## Description of the task:
All of the data needs to be repeated exactly.

## Material for this task:
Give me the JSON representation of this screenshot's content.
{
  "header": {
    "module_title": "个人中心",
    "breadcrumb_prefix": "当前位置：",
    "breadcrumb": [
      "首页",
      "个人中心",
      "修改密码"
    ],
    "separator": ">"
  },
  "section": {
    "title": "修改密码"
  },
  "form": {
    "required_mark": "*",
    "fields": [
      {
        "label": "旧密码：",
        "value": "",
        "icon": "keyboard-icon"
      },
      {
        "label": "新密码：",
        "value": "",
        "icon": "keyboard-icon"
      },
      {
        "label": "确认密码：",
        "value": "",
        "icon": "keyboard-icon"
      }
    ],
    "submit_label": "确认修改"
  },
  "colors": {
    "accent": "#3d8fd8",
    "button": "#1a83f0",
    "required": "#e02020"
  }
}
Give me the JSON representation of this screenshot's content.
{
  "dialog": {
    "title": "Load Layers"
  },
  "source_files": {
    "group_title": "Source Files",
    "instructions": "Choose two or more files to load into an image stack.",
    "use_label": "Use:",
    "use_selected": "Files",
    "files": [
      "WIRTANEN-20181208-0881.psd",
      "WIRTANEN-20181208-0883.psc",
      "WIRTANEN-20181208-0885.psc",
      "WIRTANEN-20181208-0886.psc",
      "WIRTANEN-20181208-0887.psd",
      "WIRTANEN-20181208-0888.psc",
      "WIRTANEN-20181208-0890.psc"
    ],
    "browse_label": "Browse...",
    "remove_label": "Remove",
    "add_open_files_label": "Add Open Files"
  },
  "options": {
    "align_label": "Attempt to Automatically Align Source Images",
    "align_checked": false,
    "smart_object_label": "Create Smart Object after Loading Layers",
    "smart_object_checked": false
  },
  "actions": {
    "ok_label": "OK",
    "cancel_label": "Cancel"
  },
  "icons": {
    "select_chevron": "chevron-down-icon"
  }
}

## Exercise solution:
Give me the JSON representation of this screenshot's content.
{
  "header": {
    "module_title": "个人中心",
    "breadcrumb_prefix": "当前位置：",
    "breadcrumb": [
      "首页",
      "个人中心",
      "修改密码"
    ],
    "separator": ">"
  },
  "section": {
    "title": "修改密码"
  },
  "form": {
    "required_mark": "*",
    "fields": [
      {
        "label": "旧密码：",
        "value": "",
        "icon": "keyboard-icon"
      },
      {
        "label": "新密码：",
        "value": "",
        "icon": "keyboard-icon"
      },
      {
        "label": "确认密码：",
        "value": "",
        "icon": "keyboard-icon"
      }
    ],
    "submit_label": "确认修改"
  },
  "colors": {
    "accent": "#3d8fd8",
    "button": "#1a83f0",
    "required": "#e02020"
  }
}
Give me the JSON representation of this screenshot's content.
{
  "dialog": {
    "title": "Load Layers"
  },
  "source_files": {
    "group_title": "Source Files",
    "instructions": "Choose two or more files to load into an image stack.",
    "use_label": "Use:",
    "use_selected": "Files",
    "files": [
      "WIRTANEN-20181208-0881.psd",
      "WIRTANEN-20181208-0883.psc",
      "WIRTANEN-20181208-0885.psc",
      "WIRTANEN-20181208-0886.psc",
      "WIRTANEN-20181208-0887.psd",
      "WIRTANEN-20181208-0888.psc",
      "WIRTANEN-20181208-0890.psc"
    ],
    "browse_label": "Browse...",
    "remove_label": "Remove",
    "add_open_files_label": "Add Open Files"
  },
  "options": {
    "align_label": "Attempt to Automatically Align Source Images",
    "align_checked": false,
    "smart_object_label": "Create Smart Object after Loading Layers",
    "smart_object_checked": false
  },
  "actions": {
    "ok_label": "OK",
    "cancel_label": "Cancel"
  },
  "icons": {
    "select_chevron": "chevron-down-icon"
  }
}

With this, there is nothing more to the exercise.